### [PROVIDED RECORDS]
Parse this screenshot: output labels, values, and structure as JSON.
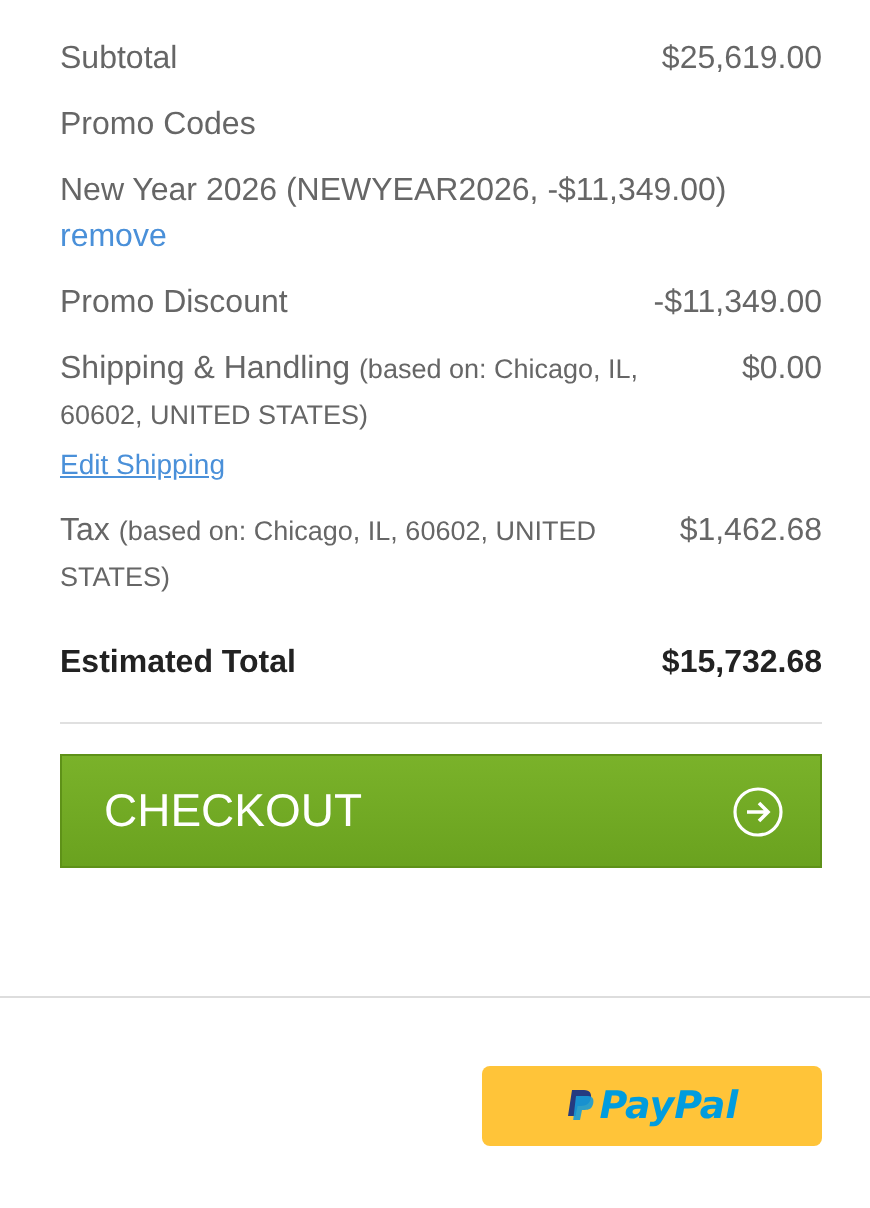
{
  "summary": [
    {
      "kind": "line",
      "label": "Subtotal",
      "value": "$25,619.00"
    },
    {
      "kind": "heading",
      "label": "Promo Codes"
    },
    {
      "kind": "promo",
      "label": "New Year 2026 (NEWYEAR2026, -$11,349.00)",
      "link": "remove"
    },
    {
      "kind": "line",
      "label": "Promo Discount",
      "value": "-$11,349.00"
    },
    {
      "kind": "line",
      "label": "Shipping & Handling",
      "note": "(based on: Chicago, IL, 60602, UNITED STATES)",
      "value": "$0.00",
      "link": "Edit Shipping"
    },
    {
      "kind": "line",
      "label": "Tax",
      "note": "(based on: Chicago, IL, 60602, UNITED STATES)",
      "value": "$1,462.68"
    },
    {
      "kind": "total",
      "label": "Estimated Total",
      "value": "$15,732.68"
    }
  ],
  "checkout_button": {
    "label": "CHECKOUT"
  },
  "paypal_button": {
    "label": "PayPal"
  }
}
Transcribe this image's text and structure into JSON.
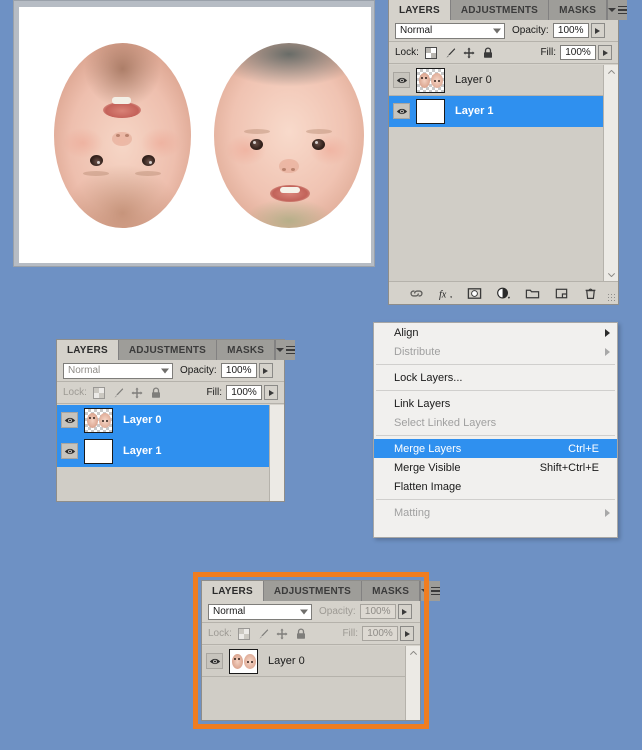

### [OBJECTIVE]
The material above must be printed exactly, with its pictures left out.

### [RESPONSE FOR THIS EXERCISE]
Parse this screenshot: output labels, values, and structure as JSON.
{
  "summary": [
    {
      "kind": "line",
      "label": "Subtotal",
      "value": "$25,619.00"
    },
    {
      "kind": "heading",
      "label": "Promo Codes"
    },
    {
      "kind": "promo",
      "label": "New Year 2026 (NEWYEAR2026, -$11,349.00)",
      "link": "remove"
    },
    {
      "kind": "line",
      "label": "Promo Discount",
      "value": "-$11,349.00"
    },
    {
      "kind": "line",
      "label": "Shipping & Handling",
      "note": "(based on: Chicago, IL, 60602, UNITED STATES)",
      "value": "$0.00",
      "link": "Edit Shipping"
    },
    {
      "kind": "line",
      "label": "Tax",
      "note": "(based on: Chicago, IL, 60602, UNITED STATES)",
      "value": "$1,462.68"
    },
    {
      "kind": "total",
      "label": "Estimated Total",
      "value": "$15,732.68"
    }
  ],
  "checkout_button": {
    "label": "CHECKOUT"
  },
  "paypal_button": {
    "label": "PayPal"
  }
}
Transcribe this image's text and structure into JSON.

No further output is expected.